**Task brief**
Using the records that follow, count the lines containing the word "Trousseau" and give that number only.

**Data extracts**
---+---

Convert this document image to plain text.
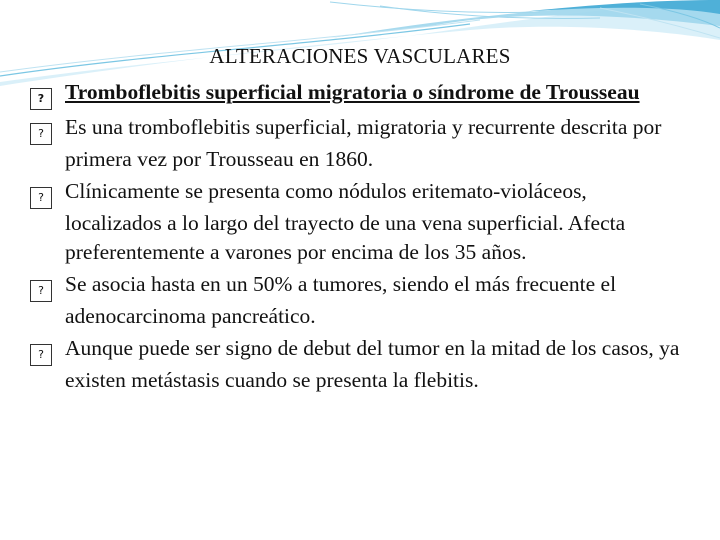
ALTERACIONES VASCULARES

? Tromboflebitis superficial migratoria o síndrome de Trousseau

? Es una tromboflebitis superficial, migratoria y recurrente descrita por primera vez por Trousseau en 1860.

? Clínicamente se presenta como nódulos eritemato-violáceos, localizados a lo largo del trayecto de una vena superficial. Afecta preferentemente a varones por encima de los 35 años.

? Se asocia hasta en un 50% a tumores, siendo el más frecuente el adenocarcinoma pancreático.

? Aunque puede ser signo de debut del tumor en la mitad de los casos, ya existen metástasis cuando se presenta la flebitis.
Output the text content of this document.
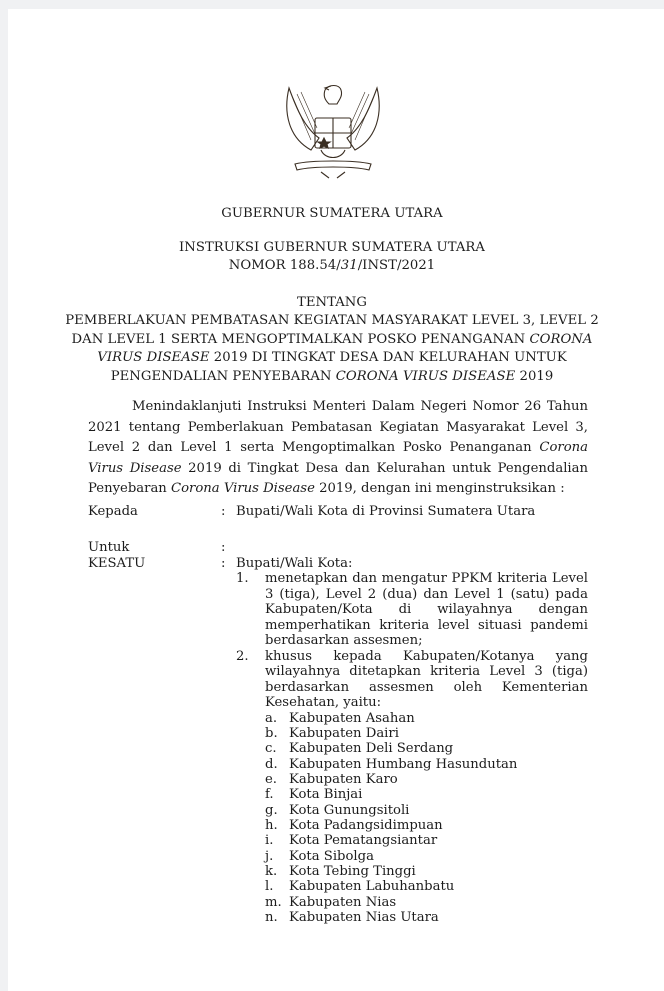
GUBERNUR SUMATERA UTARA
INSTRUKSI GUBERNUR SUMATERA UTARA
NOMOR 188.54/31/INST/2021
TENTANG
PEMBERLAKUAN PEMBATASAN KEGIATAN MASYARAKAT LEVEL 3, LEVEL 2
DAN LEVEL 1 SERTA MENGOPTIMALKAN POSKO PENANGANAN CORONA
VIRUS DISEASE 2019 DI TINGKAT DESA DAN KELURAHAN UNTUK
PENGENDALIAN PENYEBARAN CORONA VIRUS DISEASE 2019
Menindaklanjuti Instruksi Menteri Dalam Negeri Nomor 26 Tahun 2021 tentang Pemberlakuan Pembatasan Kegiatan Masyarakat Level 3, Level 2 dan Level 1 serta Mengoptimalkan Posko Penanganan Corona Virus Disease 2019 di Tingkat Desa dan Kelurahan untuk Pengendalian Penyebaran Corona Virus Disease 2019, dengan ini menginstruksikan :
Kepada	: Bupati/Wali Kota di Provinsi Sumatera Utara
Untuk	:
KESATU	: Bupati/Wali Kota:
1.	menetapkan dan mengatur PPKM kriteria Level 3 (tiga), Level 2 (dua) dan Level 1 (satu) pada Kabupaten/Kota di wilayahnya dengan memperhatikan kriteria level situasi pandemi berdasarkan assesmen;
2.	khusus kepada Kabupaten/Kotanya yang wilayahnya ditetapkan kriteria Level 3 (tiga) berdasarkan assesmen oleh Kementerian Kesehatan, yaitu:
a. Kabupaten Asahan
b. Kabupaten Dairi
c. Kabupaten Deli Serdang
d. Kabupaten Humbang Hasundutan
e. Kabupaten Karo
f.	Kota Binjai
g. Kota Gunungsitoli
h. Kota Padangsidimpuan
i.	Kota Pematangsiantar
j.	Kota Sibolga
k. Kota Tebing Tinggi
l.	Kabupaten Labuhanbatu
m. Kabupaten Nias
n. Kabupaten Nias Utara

---+---

**Task output**
2